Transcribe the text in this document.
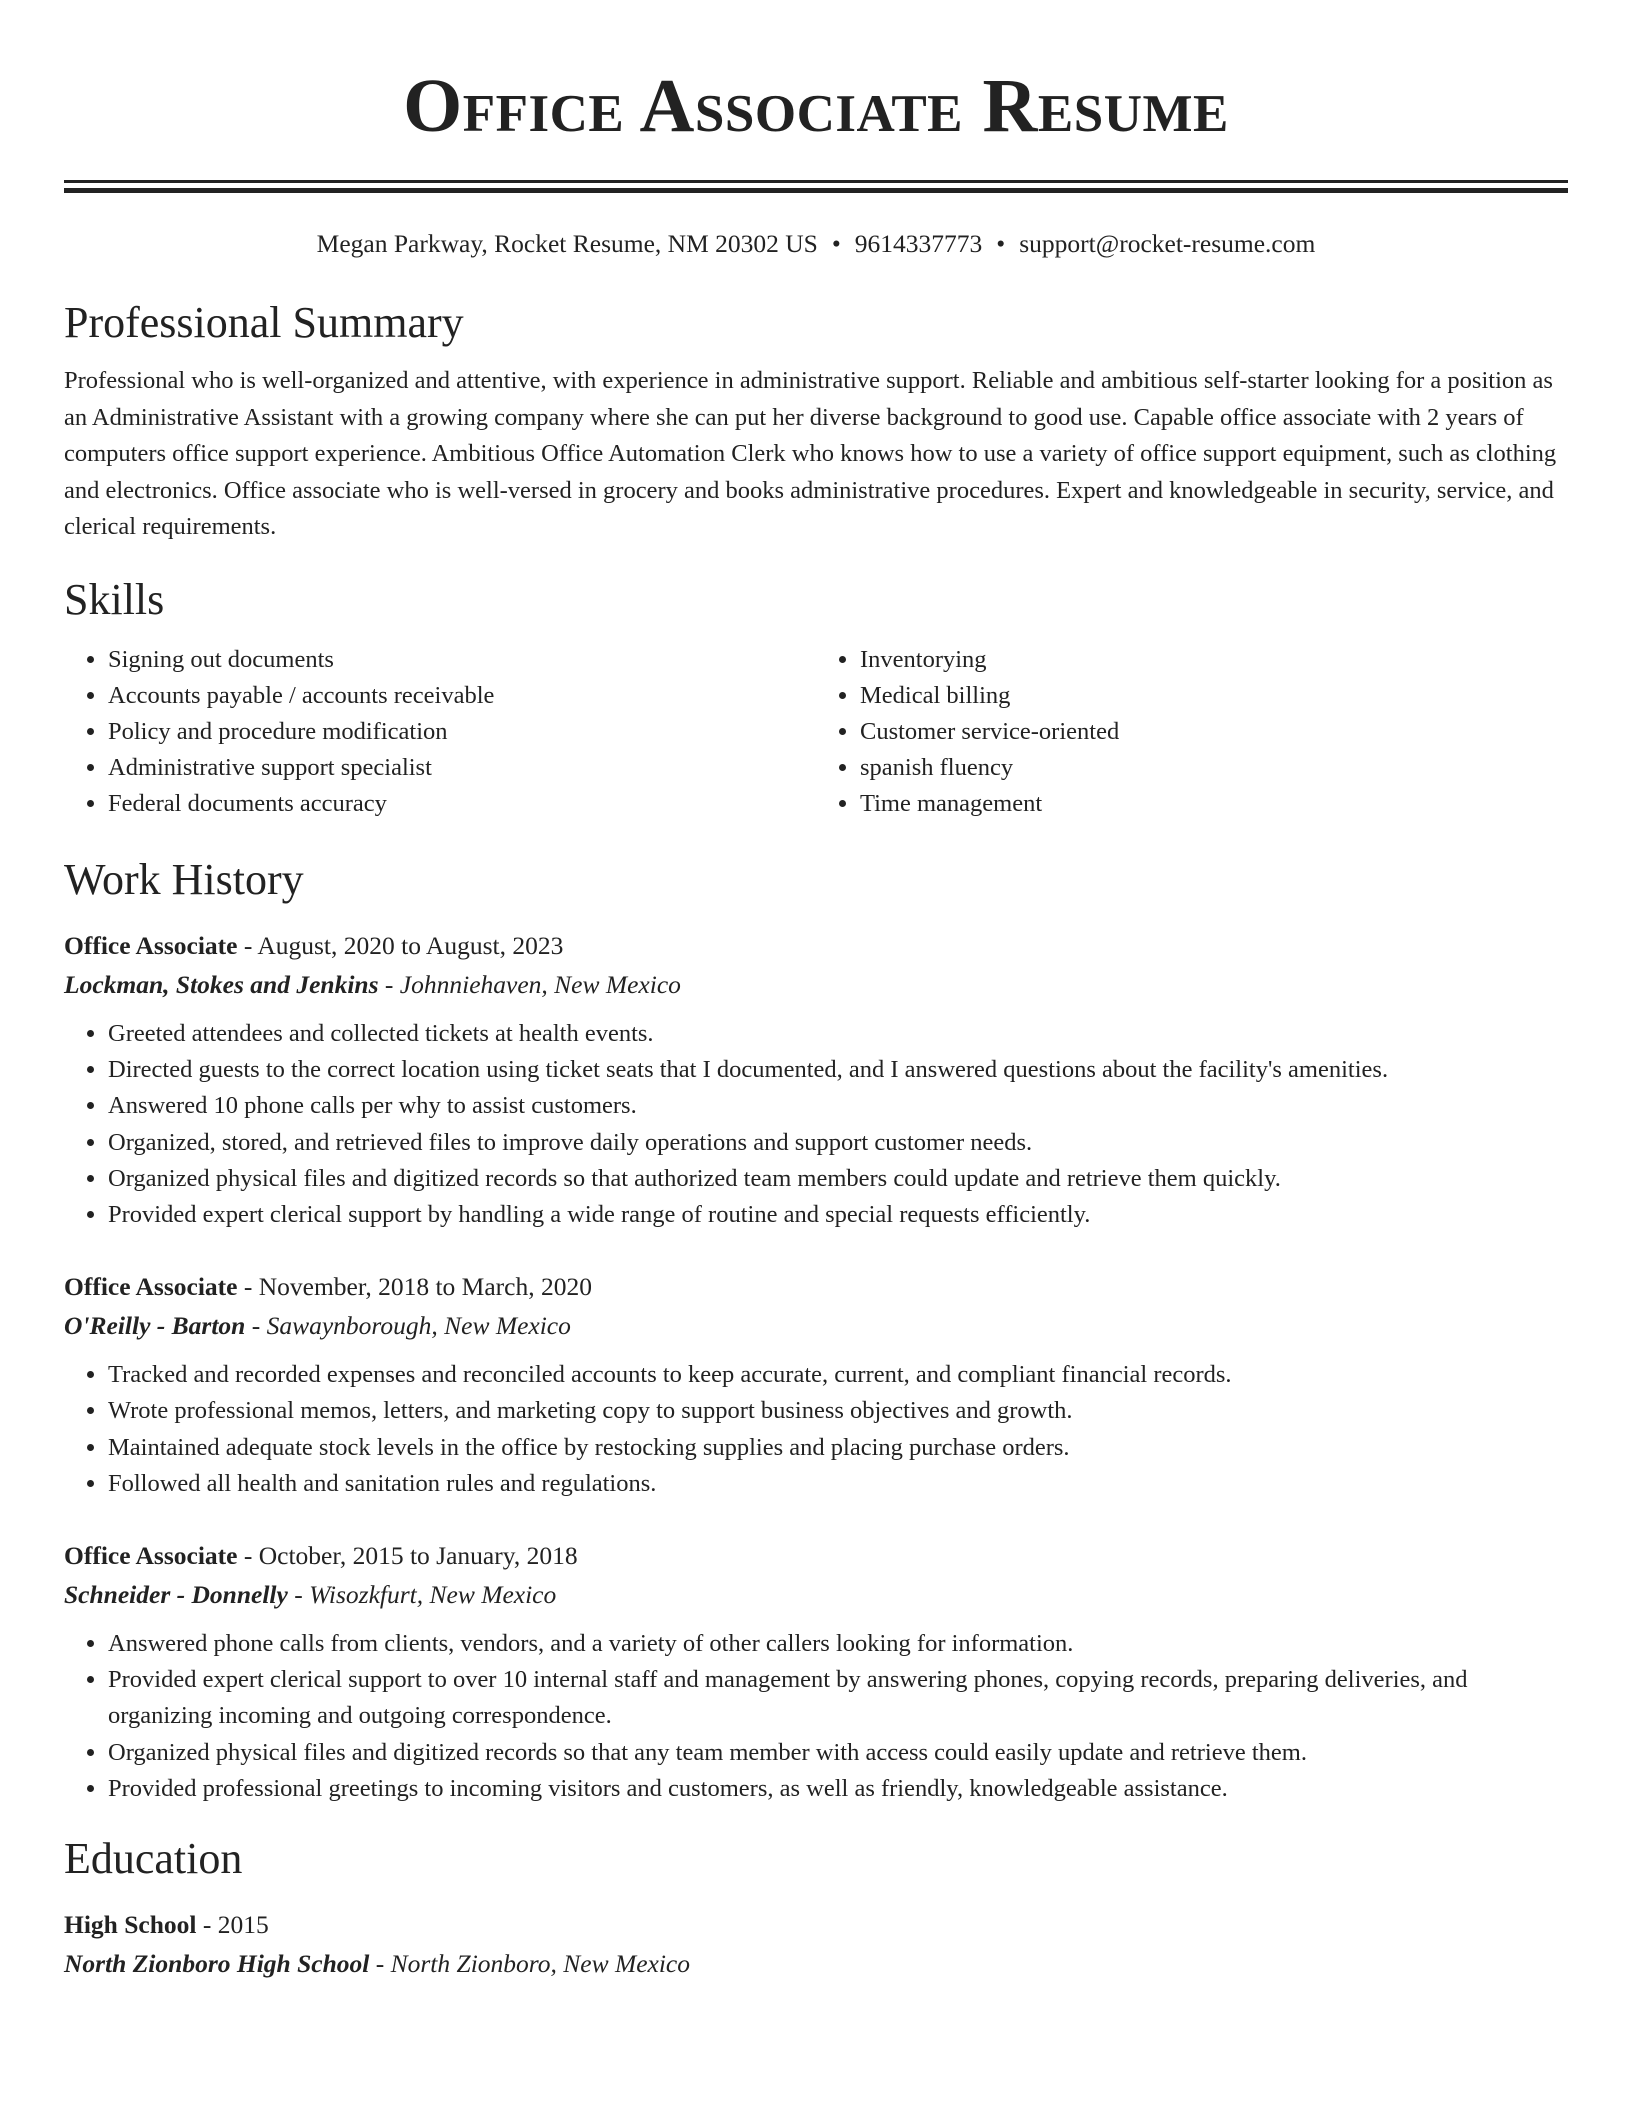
Office Associate Resume
Megan Parkway, Rocket Resume, NM 20302 US • 9614337773 • support@rocket-resume.com
Professional Summary

Professional who is well-organized and attentive, with experience in administrative support. Reliable and ambitious self-starter looking for a position as an Administrative Assistant with a growing company where she can put her diverse background to good use. Capable office associate with 2 years of computers office support experience. Ambitious Office Automation Clerk who knows how to use a variety of office support equipment, such as clothing and electronics. Office associate who is well-versed in grocery and books administrative procedures. Expert and knowledgeable in security, service, and clerical requirements.

Skills
• Signing out documents
• Accounts payable / accounts receivable
• Policy and procedure modification
• Administrative support specialist
• Federal documents accuracy
• Inventorying
• Medical billing
• Customer service-oriented
• spanish fluency
• Time management
Work History
Office Associate - August, 2020 to August, 2023
Lockman, Stokes and Jenkins - Johnniehaven, New Mexico
• Greeted attendees and collected tickets at health events.
• Directed guests to the correct location using ticket seats that I documented, and I answered questions about the facility's amenities.
• Answered 10 phone calls per why to assist customers.
• Organized, stored, and retrieved files to improve daily operations and support customer needs.
• Organized physical files and digitized records so that authorized team members could update and retrieve them quickly.
• Provided expert clerical support by handling a wide range of routine and special requests efficiently.
Office Associate - November, 2018 to March, 2020
O'Reilly - Barton - Sawaynborough, New Mexico
• Tracked and recorded expenses and reconciled accounts to keep accurate, current, and compliant financial records.
• Wrote professional memos, letters, and marketing copy to support business objectives and growth.
• Maintained adequate stock levels in the office by restocking supplies and placing purchase orders.
• Followed all health and sanitation rules and regulations.
Office Associate - October, 2015 to January, 2018
Schneider - Donnelly - Wisozkfurt, New Mexico
• Answered phone calls from clients, vendors, and a variety of other callers looking for information.
• Provided expert clerical support to over 10 internal staff and management by answering phones, copying records, preparing deliveries, and organizing incoming and outgoing correspondence.
• Organized physical files and digitized records so that any team member with access could easily update and retrieve them.
• Provided professional greetings to incoming visitors and customers, as well as friendly, knowledgeable assistance.
Education
High School - 2015
North Zionboro High School - North Zionboro, New Mexico
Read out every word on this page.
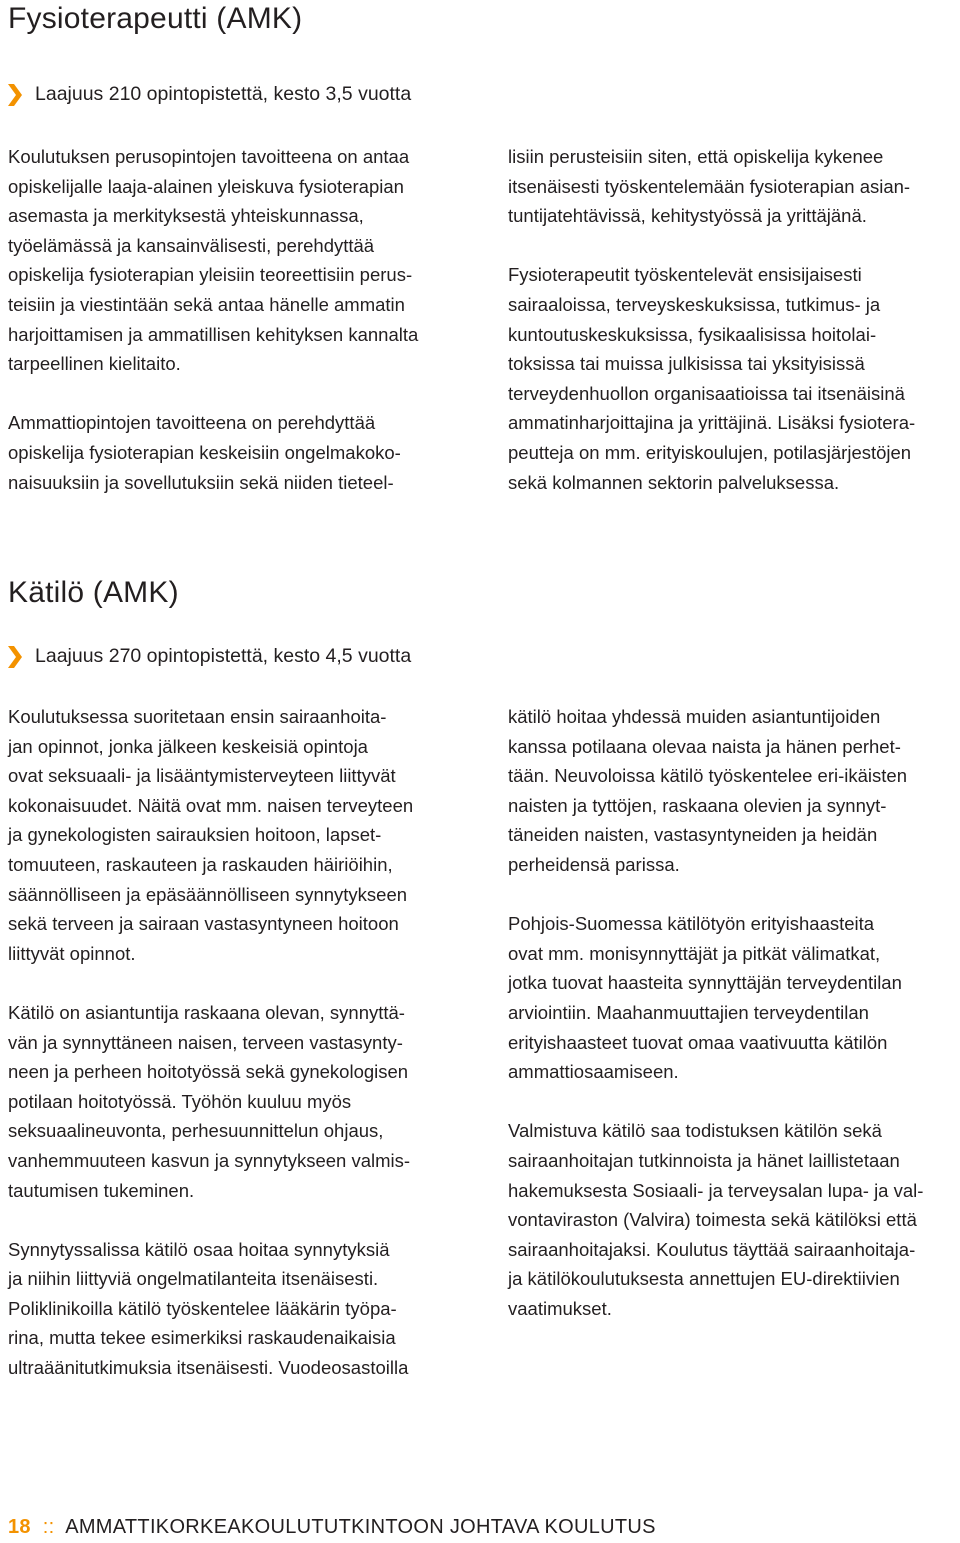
Fysioterapeutti (AMK)
Laajuus 210 opintopistettä, kesto 3,5 vuotta

Koulutuksen perusopintojen tavoitteena on antaa
opiskelijalle laaja-alainen yleiskuva fysioterapian
asemasta ja merkityksestä yhteiskunnassa,
työelämässä ja kansainvälisesti, perehdyttää
opiskelija fysioterapian yleisiin teoreettisiin perus-
teisiin ja viestintään sekä antaa hänelle ammatin
harjoittamisen ja ammatillisen kehityksen kannalta
tarpeellinen kielitaito.

Ammattiopintojen tavoitteena on perehdyttää
opiskelija fysioterapian keskeisiin ongelmakoko-
naisuuksiin ja sovellutuksiin sekä niiden tieteel-

lisiin perusteisiin siten, että opiskelija kykenee
itsenäisesti työskentelemään fysioterapian asian-
tuntijatehtävissä, kehitystyössä ja yrittäjänä.

Fysioterapeutit työskentelevät ensisijaisesti
sairaaloissa, terveyskeskuksissa, tutkimus- ja
kuntoutuskeskuksissa, fysikaalisissa hoitolai-
toksissa tai muissa julkisissa tai yksityisissä
terveydenhuollon organisaatioissa tai itsenäisinä
ammatinharjoittajina ja yrittäjinä. Lisäksi fysiotera-
peutteja on mm. erityiskoulujen, potilasjärjestöjen
sekä kolmannen sektorin palveluksessa.

Kätilö (AMK)
Laajuus 270 opintopistettä, kesto 4,5 vuotta

Koulutuksessa suoritetaan ensin sairaanhoita-
jan opinnot, jonka jälkeen keskeisiä opintoja
ovat seksuaali- ja lisääntymisterveyteen liittyvät
kokonaisuudet. Näitä ovat mm. naisen terveyteen
ja gynekologisten sairauksien hoitoon, lapset-
tomuuteen, raskauteen ja raskauden häiriöihin,
säännölliseen ja epäsäännölliseen synnytykseen
sekä terveen ja sairaan vastasyntyneen hoitoon
liittyvät opinnot.

Kätilö on asiantuntija raskaana olevan, synnyttä-
vän ja synnyttäneen naisen, terveen vastasynty-
neen ja perheen hoitotyössä sekä gynekologisen
potilaan hoitotyössä. Työhön kuuluu myös
seksuaalineuvonta, perhesuunnittelun ohjaus,
vanhemmuuteen kasvun ja synnytykseen valmis-
tautumisen tukeminen.

Synnytyssalissa kätilö osaa hoitaa synnytyksiä
ja niihin liittyviä ongelmatilanteita itsenäisesti.
Poliklinikoilla kätilö työskentelee lääkärin työpa-
rina, mutta tekee esimerkiksi raskaudenaikaisia
ultraäänitutkimuksia itsenäisesti. Vuodeosastoilla

kätilö hoitaa yhdessä muiden asiantuntijoiden
kanssa potilaana olevaa naista ja hänen perhet-
tään. Neuvoloissa kätilö työskentelee eri-ikäisten
naisten ja tyttöjen, raskaana olevien ja synnyt-
täneiden naisten, vastasyntyneiden ja heidän
perheidensä parissa.

Pohjois-Suomessa kätilötyön erityishaasteita
ovat mm. monisynnyttäjät ja pitkät välimatkat,
jotka tuovat haasteita synnyttäjän terveydentilan
arviointiin. Maahanmuuttajien terveydentilan
erityishaasteet tuovat omaa vaativuutta kätilön
ammattiosaamiseen.

Valmistuva kätilö saa todistuksen kätilön sekä
sairaanhoitajan tutkinnoista ja hänet laillistetaan
hakemuksesta Sosiaali- ja terveysalan lupa- ja val-
vontaviraston (Valvira) toimesta sekä kätilöksi että
sairaanhoitajaksi. Koulutus täyttää sairaanhoitaja-
ja kätilökoulutuksesta annettujen EU-direktiivien
vaatimukset.

18 :: AMMATTIKORKEAKOULUTUTKINTOON JOHTAVA KOULUTUS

* GOAL OF THE EXERCISE: Do not copy the pictures, but repeat every line exactly.

* ANSWER TO THIS EXERCISE:
Transcribe the text in this document.
Office Associate Resume
Megan Parkway, Rocket Resume, NM 20302 US • 9614337773 • support@rocket-resume.com
Professional Summary

Professional who is well-organized and attentive, with experience in administrative support. Reliable and ambitious self-starter looking for a position as an Administrative Assistant with a growing company where she can put her diverse background to good use. Capable office associate with 2 years of computers office support experience. Ambitious Office Automation Clerk who knows how to use a variety of office support equipment, such as clothing and electronics. Office associate who is well-versed in grocery and books administrative procedures. Expert and knowledgeable in security, service, and clerical requirements.

Skills
• Signing out documents
• Accounts payable / accounts receivable
• Policy and procedure modification
• Administrative support specialist
• Federal documents accuracy
• Inventorying
• Medical billing
• Customer service-oriented
• spanish fluency
• Time management
Work History
Office Associate - August, 2020 to August, 2023
Lockman, Stokes and Jenkins - Johnniehaven, New Mexico
• Greeted attendees and collected tickets at health events.
• Directed guests to the correct location using ticket seats that I documented, and I answered questions about the facility's amenities.
• Answered 10 phone calls per why to assist customers.
• Organized, stored, and retrieved files to improve daily operations and support customer needs.
• Organized physical files and digitized records so that authorized team members could update and retrieve them quickly.
• Provided expert clerical support by handling a wide range of routine and special requests efficiently.
Office Associate - November, 2018 to March, 2020
O'Reilly - Barton - Sawaynborough, New Mexico
• Tracked and recorded expenses and reconciled accounts to keep accurate, current, and compliant financial records.
• Wrote professional memos, letters, and marketing copy to support business objectives and growth.
• Maintained adequate stock levels in the office by restocking supplies and placing purchase orders.
• Followed all health and sanitation rules and regulations.
Office Associate - October, 2015 to January, 2018
Schneider - Donnelly - Wisozkfurt, New Mexico
• Answered phone calls from clients, vendors, and a variety of other callers looking for information.
• Provided expert clerical support to over 10 internal staff and management by answering phones, copying records, preparing deliveries, and organizing incoming and outgoing correspondence.
• Organized physical files and digitized records so that any team member with access could easily update and retrieve them.
• Provided professional greetings to incoming visitors and customers, as well as friendly, knowledgeable assistance.
Education
High School - 2015
North Zionboro High School - North Zionboro, New Mexico
Read out every word on this page.
Fysioterapeutti (AMK)
Laajuus 210 opintopistettä, kesto 3,5 vuotta

Koulutuksen perusopintojen tavoitteena on antaa
opiskelijalle laaja-alainen yleiskuva fysioterapian
asemasta ja merkityksestä yhteiskunnassa,
työelämässä ja kansainvälisesti, perehdyttää
opiskelija fysioterapian yleisiin teoreettisiin perus-
teisiin ja viestintään sekä antaa hänelle ammatin
harjoittamisen ja ammatillisen kehityksen kannalta
tarpeellinen kielitaito.

Ammattiopintojen tavoitteena on perehdyttää
opiskelija fysioterapian keskeisiin ongelmakoko-
naisuuksiin ja sovellutuksiin sekä niiden tieteel-

lisiin perusteisiin siten, että opiskelija kykenee
itsenäisesti työskentelemään fysioterapian asian-
tuntijatehtävissä, kehitystyössä ja yrittäjänä.

Fysioterapeutit työskentelevät ensisijaisesti
sairaaloissa, terveyskeskuksissa, tutkimus- ja
kuntoutuskeskuksissa, fysikaalisissa hoitolai-
toksissa tai muissa julkisissa tai yksityisissä
terveydenhuollon organisaatioissa tai itsenäisinä
ammatinharjoittajina ja yrittäjinä. Lisäksi fysiotera-
peutteja on mm. erityiskoulujen, potilasjärjestöjen
sekä kolmannen sektorin palveluksessa.

Kätilö (AMK)
Laajuus 270 opintopistettä, kesto 4,5 vuotta

Koulutuksessa suoritetaan ensin sairaanhoita-
jan opinnot, jonka jälkeen keskeisiä opintoja
ovat seksuaali- ja lisääntymisterveyteen liittyvät
kokonaisuudet. Näitä ovat mm. naisen terveyteen
ja gynekologisten sairauksien hoitoon, lapset-
tomuuteen, raskauteen ja raskauden häiriöihin,
säännölliseen ja epäsäännölliseen synnytykseen
sekä terveen ja sairaan vastasyntyneen hoitoon
liittyvät opinnot.

Kätilö on asiantuntija raskaana olevan, synnyttä-
vän ja synnyttäneen naisen, terveen vastasynty-
neen ja perheen hoitotyössä sekä gynekologisen
potilaan hoitotyössä. Työhön kuuluu myös
seksuaalineuvonta, perhesuunnittelun ohjaus,
vanhemmuuteen kasvun ja synnytykseen valmis-
tautumisen tukeminen.

Synnytyssalissa kätilö osaa hoitaa synnytyksiä
ja niihin liittyviä ongelmatilanteita itsenäisesti.
Poliklinikoilla kätilö työskentelee lääkärin työpa-
rina, mutta tekee esimerkiksi raskaudenaikaisia
ultraäänitutkimuksia itsenäisesti. Vuodeosastoilla

kätilö hoitaa yhdessä muiden asiantuntijoiden
kanssa potilaana olevaa naista ja hänen perhet-
tään. Neuvoloissa kätilö työskentelee eri-ikäisten
naisten ja tyttöjen, raskaana olevien ja synnyt-
täneiden naisten, vastasyntyneiden ja heidän
perheidensä parissa.

Pohjois-Suomessa kätilötyön erityishaasteita
ovat mm. monisynnyttäjät ja pitkät välimatkat,
jotka tuovat haasteita synnyttäjän terveydentilan
arviointiin. Maahanmuuttajien terveydentilan
erityishaasteet tuovat omaa vaativuutta kätilön
ammattiosaamiseen.

Valmistuva kätilö saa todistuksen kätilön sekä
sairaanhoitajan tutkinnoista ja hänet laillistetaan
hakemuksesta Sosiaali- ja terveysalan lupa- ja val-
vontaviraston (Valvira) toimesta sekä kätilöksi että
sairaanhoitajaksi. Koulutus täyttää sairaanhoitaja-
ja kätilökoulutuksesta annettujen EU-direktiivien
vaatimukset.

18 :: AMMATTIKORKEAKOULUTUTKINTOON JOHTAVA KOULUTUS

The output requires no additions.